Dataset entries:

#####

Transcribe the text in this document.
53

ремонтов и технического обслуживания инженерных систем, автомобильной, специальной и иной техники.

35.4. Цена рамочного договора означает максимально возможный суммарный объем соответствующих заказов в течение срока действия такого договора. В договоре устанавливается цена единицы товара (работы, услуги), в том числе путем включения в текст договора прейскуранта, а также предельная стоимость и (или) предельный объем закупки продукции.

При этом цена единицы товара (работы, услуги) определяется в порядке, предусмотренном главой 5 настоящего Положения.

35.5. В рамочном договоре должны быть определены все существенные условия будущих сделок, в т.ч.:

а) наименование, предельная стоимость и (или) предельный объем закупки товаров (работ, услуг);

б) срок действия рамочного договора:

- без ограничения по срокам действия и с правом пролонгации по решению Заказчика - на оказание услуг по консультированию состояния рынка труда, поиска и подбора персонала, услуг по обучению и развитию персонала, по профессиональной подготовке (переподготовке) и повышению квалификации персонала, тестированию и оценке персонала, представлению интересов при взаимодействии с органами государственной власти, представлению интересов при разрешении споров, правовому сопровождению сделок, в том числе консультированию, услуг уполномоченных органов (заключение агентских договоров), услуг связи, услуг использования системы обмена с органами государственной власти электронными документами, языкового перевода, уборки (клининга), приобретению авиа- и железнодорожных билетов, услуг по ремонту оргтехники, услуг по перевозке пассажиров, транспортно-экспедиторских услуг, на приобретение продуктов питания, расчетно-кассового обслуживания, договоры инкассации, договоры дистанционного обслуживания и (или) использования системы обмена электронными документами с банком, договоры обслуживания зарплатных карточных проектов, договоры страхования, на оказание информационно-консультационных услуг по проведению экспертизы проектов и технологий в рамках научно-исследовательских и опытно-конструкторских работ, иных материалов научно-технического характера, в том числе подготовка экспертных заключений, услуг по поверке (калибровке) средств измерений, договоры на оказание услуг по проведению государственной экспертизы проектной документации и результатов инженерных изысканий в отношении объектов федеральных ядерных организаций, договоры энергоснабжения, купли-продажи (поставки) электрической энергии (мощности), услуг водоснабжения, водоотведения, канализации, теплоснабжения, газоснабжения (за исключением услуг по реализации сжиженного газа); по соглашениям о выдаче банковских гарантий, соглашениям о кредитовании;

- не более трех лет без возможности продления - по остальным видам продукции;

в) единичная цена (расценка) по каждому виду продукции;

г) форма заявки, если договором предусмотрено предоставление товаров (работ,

#####

### Goal of the exercise
Whenever "работы" turns up in a line, pick that line out.

### Expected answer
35.4. Цена рамочного договора означает максимально возможный суммарный объем соответствующих заказов в течение срока действия такого договора. В договоре устанавливается цена единицы товара (работы, услуги), в том числе путем включения в текст договора прейскуранта, а также предельная стоимость и (или) предельный объем закупки продукции.
При этом цена единицы товара (работы, услуги) определяется в порядке, предусмотренном главой 5 настоящего Положения.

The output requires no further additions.